>> start
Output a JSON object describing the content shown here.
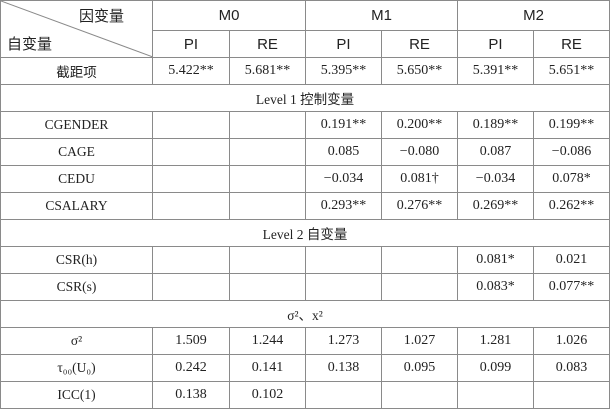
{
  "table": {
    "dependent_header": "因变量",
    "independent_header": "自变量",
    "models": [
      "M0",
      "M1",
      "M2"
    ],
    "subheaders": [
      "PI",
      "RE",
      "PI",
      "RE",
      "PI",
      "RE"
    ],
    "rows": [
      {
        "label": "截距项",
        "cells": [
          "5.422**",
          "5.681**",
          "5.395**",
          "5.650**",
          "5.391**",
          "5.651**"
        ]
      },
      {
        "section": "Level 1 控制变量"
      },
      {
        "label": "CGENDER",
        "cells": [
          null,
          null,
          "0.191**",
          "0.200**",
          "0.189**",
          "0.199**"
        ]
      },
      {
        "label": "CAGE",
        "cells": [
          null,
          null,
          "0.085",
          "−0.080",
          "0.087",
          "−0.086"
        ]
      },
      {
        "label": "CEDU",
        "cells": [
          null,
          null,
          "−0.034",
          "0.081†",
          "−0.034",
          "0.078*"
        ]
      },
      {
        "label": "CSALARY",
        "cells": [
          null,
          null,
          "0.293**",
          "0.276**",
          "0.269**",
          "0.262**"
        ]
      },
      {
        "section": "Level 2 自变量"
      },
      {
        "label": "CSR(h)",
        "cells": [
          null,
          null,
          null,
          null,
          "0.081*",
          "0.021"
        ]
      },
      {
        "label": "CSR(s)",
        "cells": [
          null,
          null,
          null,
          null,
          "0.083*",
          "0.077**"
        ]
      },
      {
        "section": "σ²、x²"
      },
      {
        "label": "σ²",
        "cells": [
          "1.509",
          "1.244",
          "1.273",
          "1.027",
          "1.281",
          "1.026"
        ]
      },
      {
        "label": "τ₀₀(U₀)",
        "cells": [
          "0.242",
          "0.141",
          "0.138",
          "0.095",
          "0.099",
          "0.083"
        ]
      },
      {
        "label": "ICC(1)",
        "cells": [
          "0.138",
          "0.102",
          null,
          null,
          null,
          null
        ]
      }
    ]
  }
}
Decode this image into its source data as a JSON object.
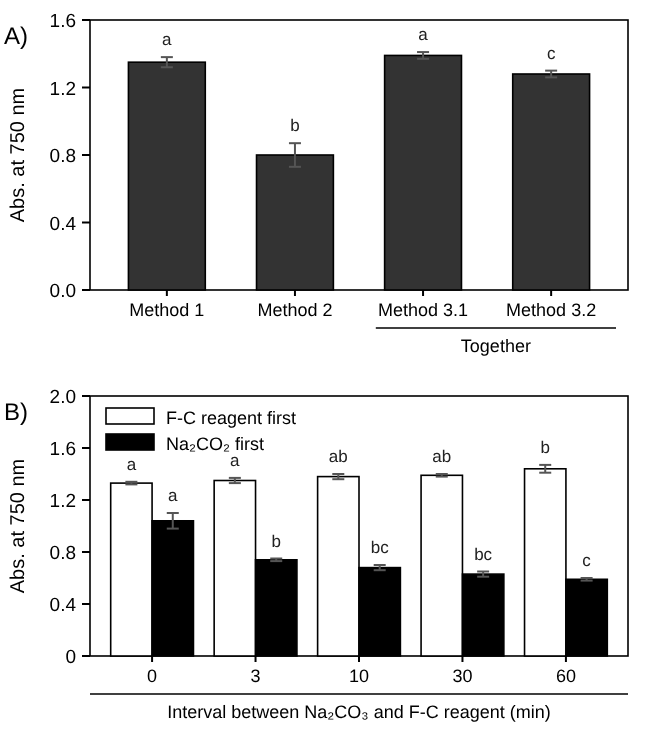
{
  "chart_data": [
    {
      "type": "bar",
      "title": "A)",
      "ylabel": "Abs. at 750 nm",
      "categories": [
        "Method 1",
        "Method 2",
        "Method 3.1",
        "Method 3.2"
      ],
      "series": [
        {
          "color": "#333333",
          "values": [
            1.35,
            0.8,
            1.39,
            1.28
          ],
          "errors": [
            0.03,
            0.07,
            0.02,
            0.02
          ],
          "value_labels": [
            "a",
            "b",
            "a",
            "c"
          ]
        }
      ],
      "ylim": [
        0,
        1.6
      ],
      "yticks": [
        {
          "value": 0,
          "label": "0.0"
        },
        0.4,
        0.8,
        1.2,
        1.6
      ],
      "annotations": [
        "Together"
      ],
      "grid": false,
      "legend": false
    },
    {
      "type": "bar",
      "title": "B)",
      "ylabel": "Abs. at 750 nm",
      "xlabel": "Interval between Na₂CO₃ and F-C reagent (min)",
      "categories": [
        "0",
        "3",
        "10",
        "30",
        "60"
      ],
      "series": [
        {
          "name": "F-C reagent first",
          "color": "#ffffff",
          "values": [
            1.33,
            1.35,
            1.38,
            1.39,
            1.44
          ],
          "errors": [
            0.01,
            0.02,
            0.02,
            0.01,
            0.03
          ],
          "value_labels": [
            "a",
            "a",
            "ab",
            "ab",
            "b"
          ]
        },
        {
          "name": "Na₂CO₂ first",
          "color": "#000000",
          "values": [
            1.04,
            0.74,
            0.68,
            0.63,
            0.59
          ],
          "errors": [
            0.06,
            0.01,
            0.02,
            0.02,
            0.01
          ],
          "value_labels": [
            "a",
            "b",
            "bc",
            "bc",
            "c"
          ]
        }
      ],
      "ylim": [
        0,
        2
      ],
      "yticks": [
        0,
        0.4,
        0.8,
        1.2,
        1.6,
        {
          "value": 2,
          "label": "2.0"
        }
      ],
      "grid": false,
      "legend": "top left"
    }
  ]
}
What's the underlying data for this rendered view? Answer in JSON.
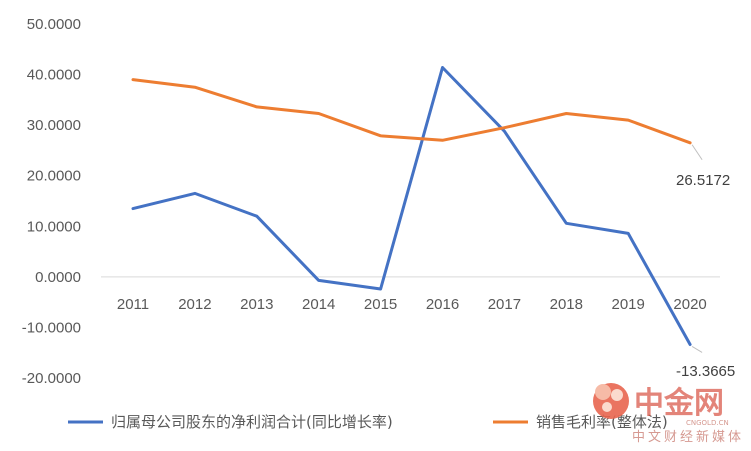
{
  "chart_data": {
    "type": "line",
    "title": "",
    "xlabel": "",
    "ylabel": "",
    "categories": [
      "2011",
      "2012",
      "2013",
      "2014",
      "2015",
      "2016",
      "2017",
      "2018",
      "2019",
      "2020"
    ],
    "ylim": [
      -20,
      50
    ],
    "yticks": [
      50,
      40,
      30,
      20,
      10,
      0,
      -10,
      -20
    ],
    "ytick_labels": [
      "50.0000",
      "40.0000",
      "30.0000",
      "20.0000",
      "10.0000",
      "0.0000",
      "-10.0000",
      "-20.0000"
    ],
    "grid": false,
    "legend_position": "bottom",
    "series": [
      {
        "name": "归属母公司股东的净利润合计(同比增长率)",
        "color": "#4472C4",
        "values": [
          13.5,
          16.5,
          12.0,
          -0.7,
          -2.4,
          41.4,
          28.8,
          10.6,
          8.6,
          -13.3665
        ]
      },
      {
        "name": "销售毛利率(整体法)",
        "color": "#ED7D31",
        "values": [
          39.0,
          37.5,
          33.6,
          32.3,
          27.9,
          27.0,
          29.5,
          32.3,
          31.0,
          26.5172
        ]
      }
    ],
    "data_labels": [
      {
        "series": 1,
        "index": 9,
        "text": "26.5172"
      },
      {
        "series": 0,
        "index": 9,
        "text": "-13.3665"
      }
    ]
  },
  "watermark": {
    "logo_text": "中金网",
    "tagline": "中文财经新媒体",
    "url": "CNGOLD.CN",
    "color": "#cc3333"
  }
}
>> end
>> start
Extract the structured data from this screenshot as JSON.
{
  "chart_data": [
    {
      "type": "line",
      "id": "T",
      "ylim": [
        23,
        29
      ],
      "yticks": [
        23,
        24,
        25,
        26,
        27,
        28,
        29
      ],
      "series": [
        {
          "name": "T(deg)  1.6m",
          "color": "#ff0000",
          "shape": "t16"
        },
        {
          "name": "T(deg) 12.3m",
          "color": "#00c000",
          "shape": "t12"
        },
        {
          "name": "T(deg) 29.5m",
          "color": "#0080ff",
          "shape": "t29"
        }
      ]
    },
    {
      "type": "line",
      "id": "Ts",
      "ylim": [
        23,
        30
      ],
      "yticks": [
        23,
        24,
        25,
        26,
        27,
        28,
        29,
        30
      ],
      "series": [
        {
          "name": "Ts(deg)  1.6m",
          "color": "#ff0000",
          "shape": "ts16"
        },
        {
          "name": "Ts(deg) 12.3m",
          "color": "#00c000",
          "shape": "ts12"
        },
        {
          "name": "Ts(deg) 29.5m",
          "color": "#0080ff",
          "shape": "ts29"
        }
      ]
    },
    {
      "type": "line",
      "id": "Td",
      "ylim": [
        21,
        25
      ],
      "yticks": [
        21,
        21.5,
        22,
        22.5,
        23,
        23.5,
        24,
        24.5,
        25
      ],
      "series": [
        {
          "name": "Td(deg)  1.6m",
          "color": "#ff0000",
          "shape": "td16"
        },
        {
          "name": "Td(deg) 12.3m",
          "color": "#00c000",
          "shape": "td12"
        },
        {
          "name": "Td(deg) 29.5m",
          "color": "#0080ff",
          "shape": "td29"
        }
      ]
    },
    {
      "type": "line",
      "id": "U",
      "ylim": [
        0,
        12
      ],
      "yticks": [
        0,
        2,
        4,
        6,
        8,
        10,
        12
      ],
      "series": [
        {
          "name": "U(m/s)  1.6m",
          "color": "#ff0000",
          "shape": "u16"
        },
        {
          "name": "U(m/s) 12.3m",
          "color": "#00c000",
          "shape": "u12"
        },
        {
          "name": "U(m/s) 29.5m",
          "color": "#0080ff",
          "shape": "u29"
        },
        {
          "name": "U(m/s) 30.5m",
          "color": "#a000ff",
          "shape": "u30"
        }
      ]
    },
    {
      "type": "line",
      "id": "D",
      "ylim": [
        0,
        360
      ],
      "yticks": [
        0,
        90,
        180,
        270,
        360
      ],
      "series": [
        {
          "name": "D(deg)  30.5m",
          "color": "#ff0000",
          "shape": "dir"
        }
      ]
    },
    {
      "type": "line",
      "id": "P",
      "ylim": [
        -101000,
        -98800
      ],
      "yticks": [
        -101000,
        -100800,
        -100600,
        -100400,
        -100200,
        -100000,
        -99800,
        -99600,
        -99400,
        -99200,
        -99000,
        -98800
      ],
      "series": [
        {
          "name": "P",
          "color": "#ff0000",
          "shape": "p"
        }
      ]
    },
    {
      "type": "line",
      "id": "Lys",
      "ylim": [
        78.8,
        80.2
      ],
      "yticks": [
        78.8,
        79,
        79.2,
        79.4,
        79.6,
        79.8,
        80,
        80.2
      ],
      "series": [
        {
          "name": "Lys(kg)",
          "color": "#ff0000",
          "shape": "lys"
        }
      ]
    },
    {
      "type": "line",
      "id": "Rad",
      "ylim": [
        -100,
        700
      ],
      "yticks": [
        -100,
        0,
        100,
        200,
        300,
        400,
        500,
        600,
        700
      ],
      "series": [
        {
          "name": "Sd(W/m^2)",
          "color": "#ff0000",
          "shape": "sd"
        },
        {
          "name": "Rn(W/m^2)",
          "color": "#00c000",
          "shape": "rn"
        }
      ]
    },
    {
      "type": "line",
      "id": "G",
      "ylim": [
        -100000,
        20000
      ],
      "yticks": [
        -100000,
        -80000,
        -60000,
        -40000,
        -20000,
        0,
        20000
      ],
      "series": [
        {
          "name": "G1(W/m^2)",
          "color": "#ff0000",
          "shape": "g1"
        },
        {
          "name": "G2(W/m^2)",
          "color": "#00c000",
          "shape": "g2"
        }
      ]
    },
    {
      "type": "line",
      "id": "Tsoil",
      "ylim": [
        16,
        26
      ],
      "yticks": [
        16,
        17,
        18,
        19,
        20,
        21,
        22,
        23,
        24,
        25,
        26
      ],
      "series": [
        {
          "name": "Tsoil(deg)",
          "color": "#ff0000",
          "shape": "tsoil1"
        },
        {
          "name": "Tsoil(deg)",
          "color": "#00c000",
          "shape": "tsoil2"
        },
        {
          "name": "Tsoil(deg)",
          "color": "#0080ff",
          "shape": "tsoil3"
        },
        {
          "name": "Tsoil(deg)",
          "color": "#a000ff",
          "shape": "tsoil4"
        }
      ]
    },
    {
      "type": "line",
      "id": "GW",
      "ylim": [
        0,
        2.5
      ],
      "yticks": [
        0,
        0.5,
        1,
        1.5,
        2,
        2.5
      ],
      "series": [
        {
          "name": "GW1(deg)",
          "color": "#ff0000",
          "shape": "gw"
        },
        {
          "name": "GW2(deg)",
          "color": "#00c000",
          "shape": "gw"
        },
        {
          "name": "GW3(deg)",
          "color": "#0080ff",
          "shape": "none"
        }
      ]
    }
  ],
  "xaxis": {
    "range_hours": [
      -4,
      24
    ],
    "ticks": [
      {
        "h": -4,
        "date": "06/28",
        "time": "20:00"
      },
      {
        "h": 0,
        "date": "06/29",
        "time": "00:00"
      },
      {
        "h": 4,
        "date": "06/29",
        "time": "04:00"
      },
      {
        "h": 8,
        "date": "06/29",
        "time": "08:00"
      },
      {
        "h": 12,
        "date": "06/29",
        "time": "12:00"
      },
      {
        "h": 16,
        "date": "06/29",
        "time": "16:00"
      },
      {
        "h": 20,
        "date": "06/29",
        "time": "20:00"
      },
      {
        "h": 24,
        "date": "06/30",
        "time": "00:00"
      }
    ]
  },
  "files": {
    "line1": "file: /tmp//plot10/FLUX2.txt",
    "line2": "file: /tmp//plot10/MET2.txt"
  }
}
>> end
>> start
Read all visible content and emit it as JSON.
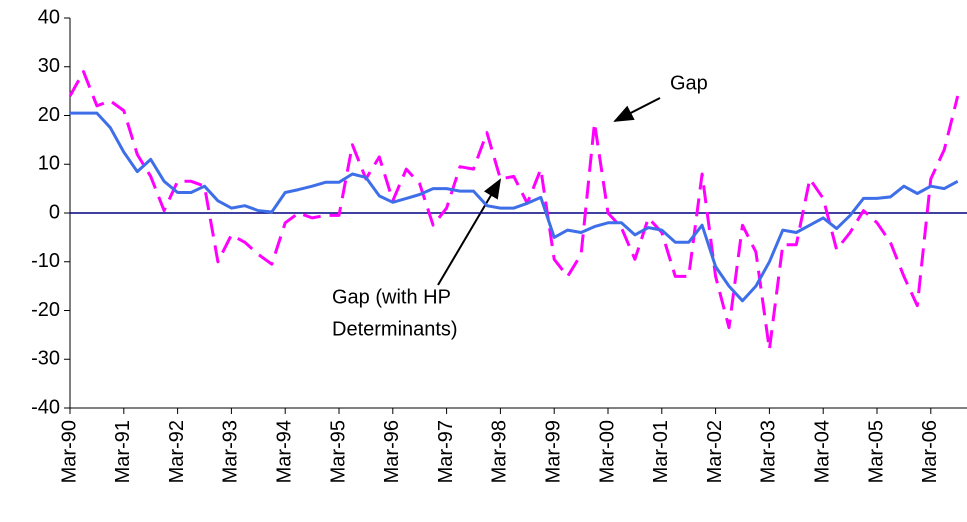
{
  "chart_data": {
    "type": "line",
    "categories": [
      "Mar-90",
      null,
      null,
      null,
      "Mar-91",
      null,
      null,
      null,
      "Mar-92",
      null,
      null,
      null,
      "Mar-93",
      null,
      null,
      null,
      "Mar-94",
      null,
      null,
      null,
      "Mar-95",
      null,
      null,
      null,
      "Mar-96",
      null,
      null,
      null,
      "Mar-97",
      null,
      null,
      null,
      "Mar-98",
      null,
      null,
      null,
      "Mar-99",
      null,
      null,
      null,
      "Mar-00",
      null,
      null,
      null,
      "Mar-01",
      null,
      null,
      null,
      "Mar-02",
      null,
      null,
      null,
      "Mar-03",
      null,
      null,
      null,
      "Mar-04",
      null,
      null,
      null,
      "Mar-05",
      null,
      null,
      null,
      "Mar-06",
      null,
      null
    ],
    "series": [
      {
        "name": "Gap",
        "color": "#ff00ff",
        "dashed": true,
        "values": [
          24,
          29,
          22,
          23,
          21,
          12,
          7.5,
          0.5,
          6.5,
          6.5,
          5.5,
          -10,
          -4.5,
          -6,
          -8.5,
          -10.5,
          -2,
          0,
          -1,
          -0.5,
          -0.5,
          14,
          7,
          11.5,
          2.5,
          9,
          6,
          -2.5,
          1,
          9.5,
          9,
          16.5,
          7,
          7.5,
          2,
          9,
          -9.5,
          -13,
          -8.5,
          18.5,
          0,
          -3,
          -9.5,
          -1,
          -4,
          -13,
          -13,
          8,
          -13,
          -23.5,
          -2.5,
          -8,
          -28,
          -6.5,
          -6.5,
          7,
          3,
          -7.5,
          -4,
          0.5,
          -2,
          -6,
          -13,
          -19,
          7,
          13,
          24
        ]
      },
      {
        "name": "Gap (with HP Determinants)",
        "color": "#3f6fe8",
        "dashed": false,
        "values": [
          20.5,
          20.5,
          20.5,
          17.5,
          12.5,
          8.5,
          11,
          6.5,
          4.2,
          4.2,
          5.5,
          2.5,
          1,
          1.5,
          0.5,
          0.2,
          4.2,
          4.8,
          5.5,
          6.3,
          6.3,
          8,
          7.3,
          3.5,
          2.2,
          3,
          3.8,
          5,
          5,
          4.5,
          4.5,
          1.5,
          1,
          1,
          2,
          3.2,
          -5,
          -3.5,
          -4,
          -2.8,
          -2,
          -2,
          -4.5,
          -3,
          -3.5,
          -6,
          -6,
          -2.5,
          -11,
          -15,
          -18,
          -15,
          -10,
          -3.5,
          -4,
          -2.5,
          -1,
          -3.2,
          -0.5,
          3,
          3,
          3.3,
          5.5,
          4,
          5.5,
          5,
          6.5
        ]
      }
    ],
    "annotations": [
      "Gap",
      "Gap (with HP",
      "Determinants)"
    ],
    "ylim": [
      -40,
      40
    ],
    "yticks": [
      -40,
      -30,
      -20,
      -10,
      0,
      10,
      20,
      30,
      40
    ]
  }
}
>> end
__EXERCISE REQUIREMENTS__
Copy, from the material above, each line in which the string "content" occurs.

__OUTPUT FOR THIS TASK__
Output a JSON object describing the content shown here.
Read all visible content and emit it as JSON.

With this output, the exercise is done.